Begin
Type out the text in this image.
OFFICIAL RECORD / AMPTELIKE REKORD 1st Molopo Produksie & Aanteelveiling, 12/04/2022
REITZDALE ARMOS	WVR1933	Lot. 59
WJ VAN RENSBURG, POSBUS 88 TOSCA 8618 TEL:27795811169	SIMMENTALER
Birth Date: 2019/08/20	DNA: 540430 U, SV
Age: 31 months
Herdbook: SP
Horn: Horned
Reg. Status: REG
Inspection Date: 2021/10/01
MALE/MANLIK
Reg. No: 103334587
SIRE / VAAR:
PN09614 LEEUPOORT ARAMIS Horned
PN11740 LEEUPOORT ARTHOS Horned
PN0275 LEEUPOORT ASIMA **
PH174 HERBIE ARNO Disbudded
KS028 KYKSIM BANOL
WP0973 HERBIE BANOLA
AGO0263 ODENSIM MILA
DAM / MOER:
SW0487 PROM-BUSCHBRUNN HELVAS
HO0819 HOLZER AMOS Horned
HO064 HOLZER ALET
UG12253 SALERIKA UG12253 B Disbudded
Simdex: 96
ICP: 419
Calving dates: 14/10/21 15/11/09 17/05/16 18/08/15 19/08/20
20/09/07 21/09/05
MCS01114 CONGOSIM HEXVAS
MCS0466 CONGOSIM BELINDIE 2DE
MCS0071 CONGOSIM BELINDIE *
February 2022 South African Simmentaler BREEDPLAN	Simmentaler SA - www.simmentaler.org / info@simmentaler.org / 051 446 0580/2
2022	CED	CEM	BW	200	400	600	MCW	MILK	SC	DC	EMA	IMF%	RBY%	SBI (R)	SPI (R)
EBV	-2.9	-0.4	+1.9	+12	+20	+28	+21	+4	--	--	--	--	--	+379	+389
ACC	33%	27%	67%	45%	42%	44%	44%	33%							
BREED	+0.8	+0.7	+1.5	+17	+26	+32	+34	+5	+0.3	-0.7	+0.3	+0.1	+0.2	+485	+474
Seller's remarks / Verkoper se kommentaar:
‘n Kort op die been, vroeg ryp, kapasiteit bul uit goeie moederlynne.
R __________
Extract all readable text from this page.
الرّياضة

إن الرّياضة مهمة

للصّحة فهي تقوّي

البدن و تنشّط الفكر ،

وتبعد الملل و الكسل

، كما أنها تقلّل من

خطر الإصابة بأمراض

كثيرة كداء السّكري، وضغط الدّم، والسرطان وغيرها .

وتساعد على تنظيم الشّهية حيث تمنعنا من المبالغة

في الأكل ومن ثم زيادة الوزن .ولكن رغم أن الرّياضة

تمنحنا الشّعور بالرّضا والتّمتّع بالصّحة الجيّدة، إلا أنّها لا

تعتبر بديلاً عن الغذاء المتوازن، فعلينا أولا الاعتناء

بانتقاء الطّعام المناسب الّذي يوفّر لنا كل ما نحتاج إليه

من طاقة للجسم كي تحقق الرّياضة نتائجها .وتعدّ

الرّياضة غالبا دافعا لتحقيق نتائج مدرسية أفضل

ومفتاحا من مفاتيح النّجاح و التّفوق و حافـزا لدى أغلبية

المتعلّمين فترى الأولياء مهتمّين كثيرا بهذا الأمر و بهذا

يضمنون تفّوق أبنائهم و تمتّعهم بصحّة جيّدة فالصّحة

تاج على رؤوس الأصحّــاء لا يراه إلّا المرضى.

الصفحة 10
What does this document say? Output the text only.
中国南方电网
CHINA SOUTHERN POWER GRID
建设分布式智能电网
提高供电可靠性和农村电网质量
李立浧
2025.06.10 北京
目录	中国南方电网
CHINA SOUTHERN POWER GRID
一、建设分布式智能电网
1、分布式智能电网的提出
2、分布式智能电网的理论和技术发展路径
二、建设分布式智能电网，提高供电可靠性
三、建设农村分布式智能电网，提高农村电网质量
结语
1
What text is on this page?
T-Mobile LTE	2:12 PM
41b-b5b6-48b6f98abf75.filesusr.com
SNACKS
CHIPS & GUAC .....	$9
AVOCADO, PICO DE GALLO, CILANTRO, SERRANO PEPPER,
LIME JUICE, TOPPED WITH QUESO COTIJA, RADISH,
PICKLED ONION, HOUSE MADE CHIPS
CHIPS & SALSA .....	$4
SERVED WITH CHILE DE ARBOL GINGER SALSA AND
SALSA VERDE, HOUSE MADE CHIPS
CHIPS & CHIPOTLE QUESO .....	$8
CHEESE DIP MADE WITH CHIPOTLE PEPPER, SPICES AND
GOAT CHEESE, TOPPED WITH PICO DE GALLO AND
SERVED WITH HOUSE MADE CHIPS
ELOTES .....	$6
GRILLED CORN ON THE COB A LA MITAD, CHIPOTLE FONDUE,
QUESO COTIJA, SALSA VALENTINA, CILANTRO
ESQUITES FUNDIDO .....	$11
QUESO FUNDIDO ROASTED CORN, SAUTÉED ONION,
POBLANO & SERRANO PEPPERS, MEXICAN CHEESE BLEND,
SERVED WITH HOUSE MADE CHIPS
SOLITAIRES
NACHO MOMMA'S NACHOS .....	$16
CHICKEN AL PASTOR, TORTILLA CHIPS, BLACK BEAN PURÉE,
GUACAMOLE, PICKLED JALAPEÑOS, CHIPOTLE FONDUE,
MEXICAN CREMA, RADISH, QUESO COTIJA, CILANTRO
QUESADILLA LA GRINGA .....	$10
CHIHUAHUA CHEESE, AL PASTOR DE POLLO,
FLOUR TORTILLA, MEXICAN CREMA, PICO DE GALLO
End
Problem to solve — Reproduce the full listing exactly.

Worked answer —
Type out the text in this image.
OFFICIAL RECORD / AMPTELIKE REKORD 1st Molopo Produksie & Aanteelveiling, 12/04/2022
REITZDALE ARMOS	WVR1933	Lot. 59
WJ VAN RENSBURG, POSBUS 88 TOSCA 8618 TEL:27795811169	SIMMENTALER
Birth Date: 2019/08/20	DNA: 540430 U, SV
Age: 31 months
Herdbook: SP
Horn: Horned
Reg. Status: REG
Inspection Date: 2021/10/01
MALE/MANLIK
Reg. No: 103334587
SIRE / VAAR:
PN09614 LEEUPOORT ARAMIS Horned
PN11740 LEEUPOORT ARTHOS Horned
PN0275 LEEUPOORT ASIMA **
PH174 HERBIE ARNO Disbudded
KS028 KYKSIM BANOL
WP0973 HERBIE BANOLA
AGO0263 ODENSIM MILA
DAM / MOER:
SW0487 PROM-BUSCHBRUNN HELVAS
HO0819 HOLZER AMOS Horned
HO064 HOLZER ALET
UG12253 SALERIKA UG12253 B Disbudded
Simdex: 96
ICP: 419
Calving dates: 14/10/21 15/11/09 17/05/16 18/08/15 19/08/20
20/09/07 21/09/05
MCS01114 CONGOSIM HEXVAS
MCS0466 CONGOSIM BELINDIE 2DE
MCS0071 CONGOSIM BELINDIE *
February 2022 South African Simmentaler BREEDPLAN	Simmentaler SA - www.simmentaler.org / info@simmentaler.org / 051 446 0580/2
2022	CED	CEM	BW	200	400	600	MCW	MILK	SC	DC	EMA	IMF%	RBY%	SBI (R)	SPI (R)
EBV	-2.9	-0.4	+1.9	+12	+20	+28	+21	+4	--	--	--	--	--	+379	+389
ACC	33%	27%	67%	45%	42%	44%	44%	33%							
BREED	+0.8	+0.7	+1.5	+17	+26	+32	+34	+5	+0.3	-0.7	+0.3	+0.1	+0.2	+485	+474
Seller's remarks / Verkoper se kommentaar:
‘n Kort op die been, vroeg ryp, kapasiteit bul uit goeie moederlynne.
R __________
Extract all readable text from this page.
الرّياضة

إن الرّياضة مهمة

للصّحة فهي تقوّي

البدن و تنشّط الفكر ،

وتبعد الملل و الكسل

، كما أنها تقلّل من

خطر الإصابة بأمراض

كثيرة كداء السّكري، وضغط الدّم، والسرطان وغيرها .

وتساعد على تنظيم الشّهية حيث تمنعنا من المبالغة

في الأكل ومن ثم زيادة الوزن .ولكن رغم أن الرّياضة

تمنحنا الشّعور بالرّضا والتّمتّع بالصّحة الجيّدة، إلا أنّها لا

تعتبر بديلاً عن الغذاء المتوازن، فعلينا أولا الاعتناء

بانتقاء الطّعام المناسب الّذي يوفّر لنا كل ما نحتاج إليه

من طاقة للجسم كي تحقق الرّياضة نتائجها .وتعدّ

الرّياضة غالبا دافعا لتحقيق نتائج مدرسية أفضل

ومفتاحا من مفاتيح النّجاح و التّفوق و حافـزا لدى أغلبية

المتعلّمين فترى الأولياء مهتمّين كثيرا بهذا الأمر و بهذا

يضمنون تفّوق أبنائهم و تمتّعهم بصحّة جيّدة فالصّحة

تاج على رؤوس الأصحّــاء لا يراه إلّا المرضى.

الصفحة 10
What does this document say? Output the text only.
中国南方电网
CHINA SOUTHERN POWER GRID
建设分布式智能电网
提高供电可靠性和农村电网质量
李立浧
2025.06.10 北京
目录	中国南方电网
CHINA SOUTHERN POWER GRID
一、建设分布式智能电网
1、分布式智能电网的提出
2、分布式智能电网的理论和技术发展路径
二、建设分布式智能电网，提高供电可靠性
三、建设农村分布式智能电网，提高农村电网质量
结语
1
What text is on this page?
T-Mobile LTE	2:12 PM
41b-b5b6-48b6f98abf75.filesusr.com
SNACKS
CHIPS & GUAC .....	$9
AVOCADO, PICO DE GALLO, CILANTRO, SERRANO PEPPER,
LIME JUICE, TOPPED WITH QUESO COTIJA, RADISH,
PICKLED ONION, HOUSE MADE CHIPS
CHIPS & SALSA .....	$4
SERVED WITH CHILE DE ARBOL GINGER SALSA AND
SALSA VERDE, HOUSE MADE CHIPS
CHIPS & CHIPOTLE QUESO .....	$8
CHEESE DIP MADE WITH CHIPOTLE PEPPER, SPICES AND
GOAT CHEESE, TOPPED WITH PICO DE GALLO AND
SERVED WITH HOUSE MADE CHIPS
ELOTES .....	$6
GRILLED CORN ON THE COB A LA MITAD, CHIPOTLE FONDUE,
QUESO COTIJA, SALSA VALENTINA, CILANTRO
ESQUITES FUNDIDO .....	$11
QUESO FUNDIDO ROASTED CORN, SAUTÉED ONION,
POBLANO & SERRANO PEPPERS, MEXICAN CHEESE BLEND,
SERVED WITH HOUSE MADE CHIPS
SOLITAIRES
NACHO MOMMA'S NACHOS .....	$16
CHICKEN AL PASTOR, TORTILLA CHIPS, BLACK BEAN PURÉE,
GUACAMOLE, PICKLED JALAPEÑOS, CHIPOTLE FONDUE,
MEXICAN CREMA, RADISH, QUESO COTIJA, CILANTRO
QUESADILLA LA GRINGA .....	$10
CHIHUAHUA CHEESE, AL PASTOR DE POLLO,
FLOUR TORTILLA, MEXICAN CREMA, PICO DE GALLO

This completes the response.